■ WORK REQUIRED ■
Transcribe the records below exactly, leaving out any pictures.

■ MATERIALS PROVIDED ■
++++++++++++++++++++
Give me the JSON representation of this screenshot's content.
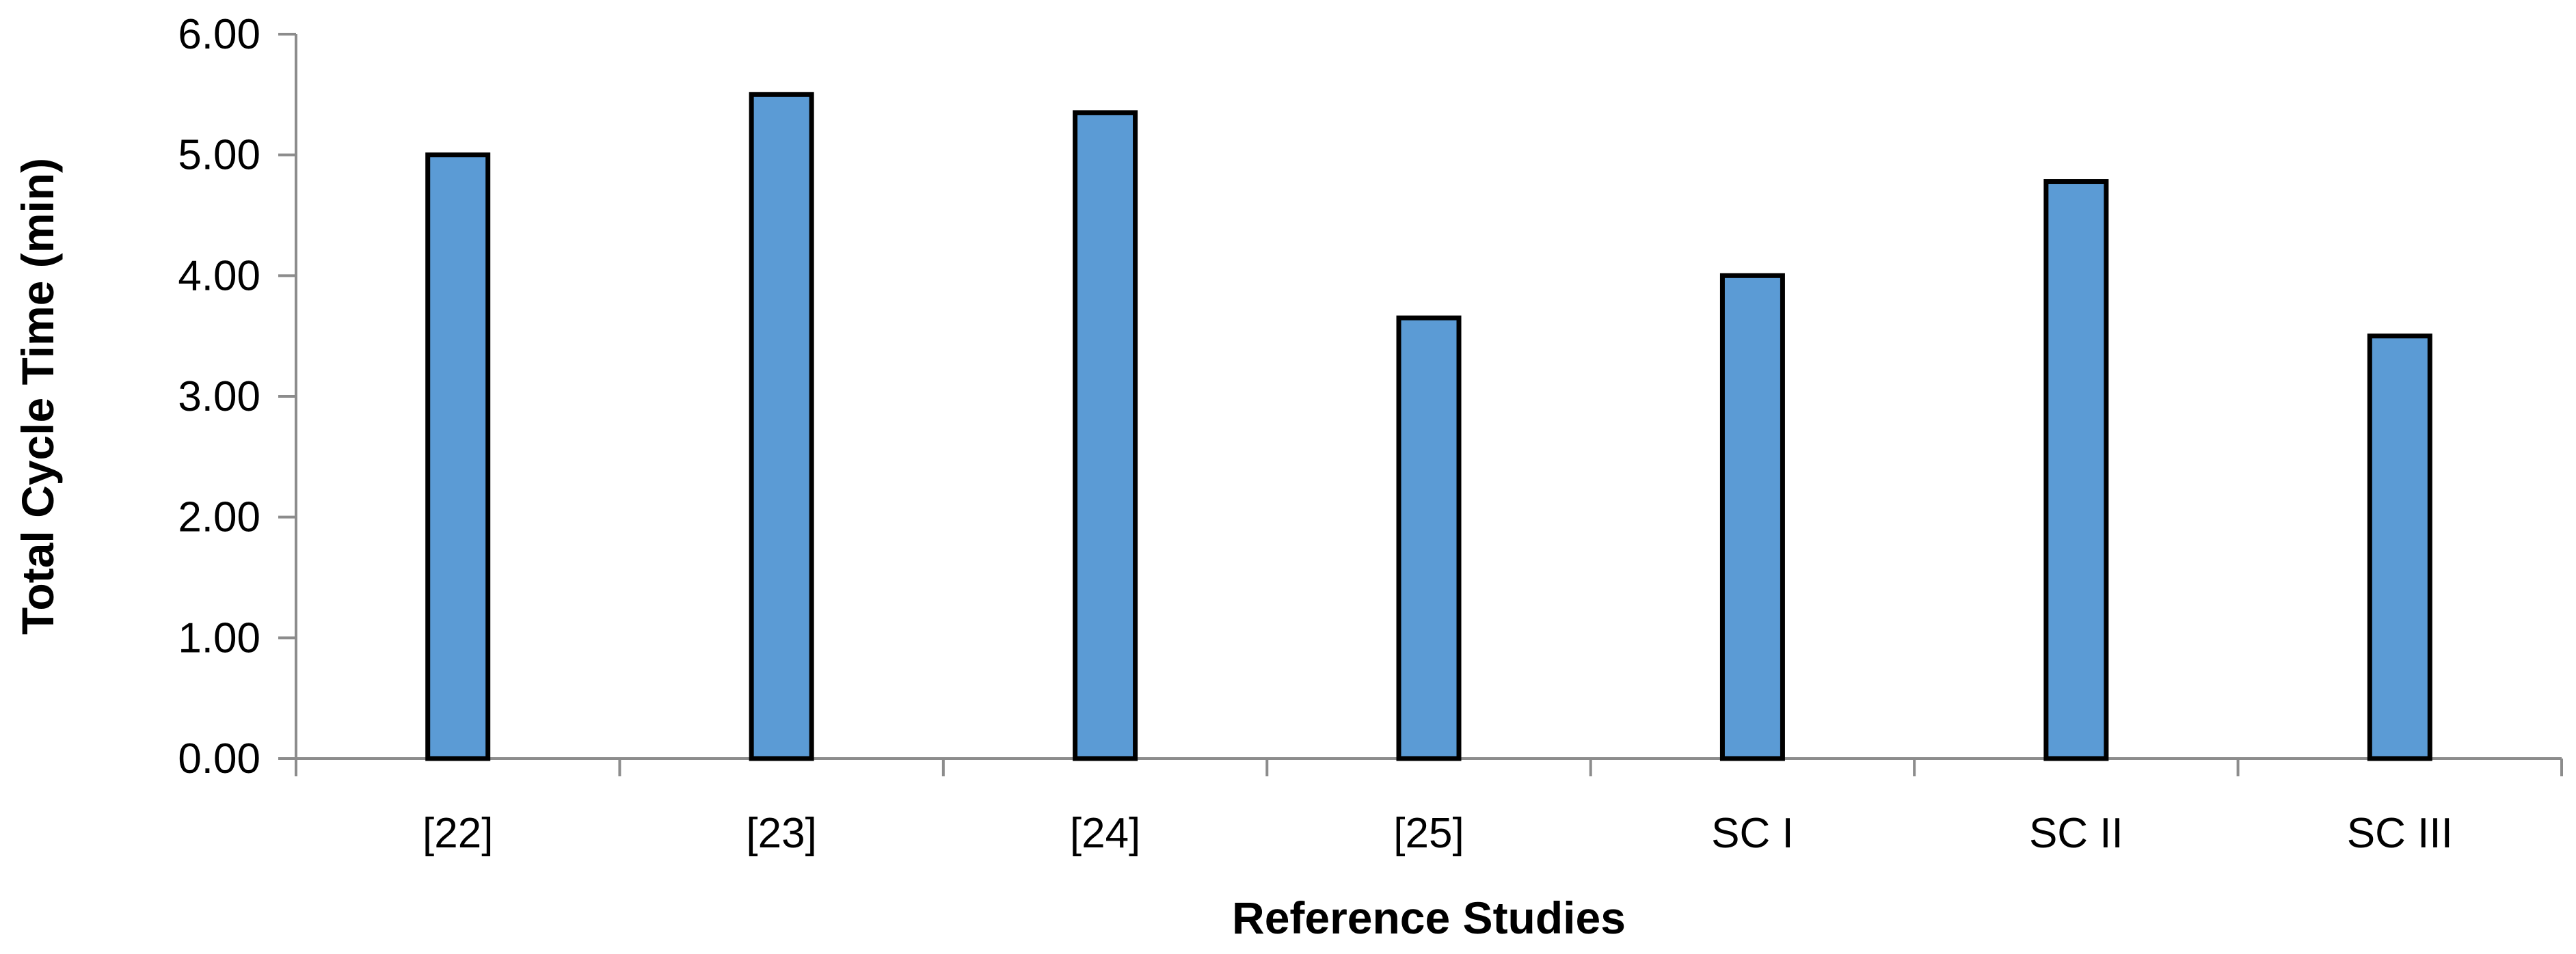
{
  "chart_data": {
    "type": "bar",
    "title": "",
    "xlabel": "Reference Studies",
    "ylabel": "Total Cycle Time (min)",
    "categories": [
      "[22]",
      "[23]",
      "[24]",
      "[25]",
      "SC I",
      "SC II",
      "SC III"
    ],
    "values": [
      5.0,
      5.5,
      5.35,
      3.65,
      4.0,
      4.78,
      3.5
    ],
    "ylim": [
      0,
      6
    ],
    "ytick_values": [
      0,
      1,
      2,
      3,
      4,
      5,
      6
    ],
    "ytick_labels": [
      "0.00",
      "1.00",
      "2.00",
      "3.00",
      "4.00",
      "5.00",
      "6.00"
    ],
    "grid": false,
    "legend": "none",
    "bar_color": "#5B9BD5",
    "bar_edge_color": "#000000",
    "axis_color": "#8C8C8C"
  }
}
++++++++++++++++++++
■ ANSWER TO THIS PROBLEM ■
Give me the JSON representation of this screenshot's content.
{
  "chart_data": {
    "type": "bar",
    "title": "",
    "xlabel": "Reference Studies",
    "ylabel": "Total Cycle Time (min)",
    "categories": [
      "[22]",
      "[23]",
      "[24]",
      "[25]",
      "SC I",
      "SC II",
      "SC III"
    ],
    "values": [
      5.0,
      5.5,
      5.35,
      3.65,
      4.0,
      4.78,
      3.5
    ],
    "ylim": [
      0,
      6
    ],
    "ytick_values": [
      0,
      1,
      2,
      3,
      4,
      5,
      6
    ],
    "ytick_labels": [
      "0.00",
      "1.00",
      "2.00",
      "3.00",
      "4.00",
      "5.00",
      "6.00"
    ],
    "grid": false,
    "legend": "none",
    "bar_color": "#5B9BD5",
    "bar_edge_color": "#000000",
    "axis_color": "#8C8C8C"
  }
}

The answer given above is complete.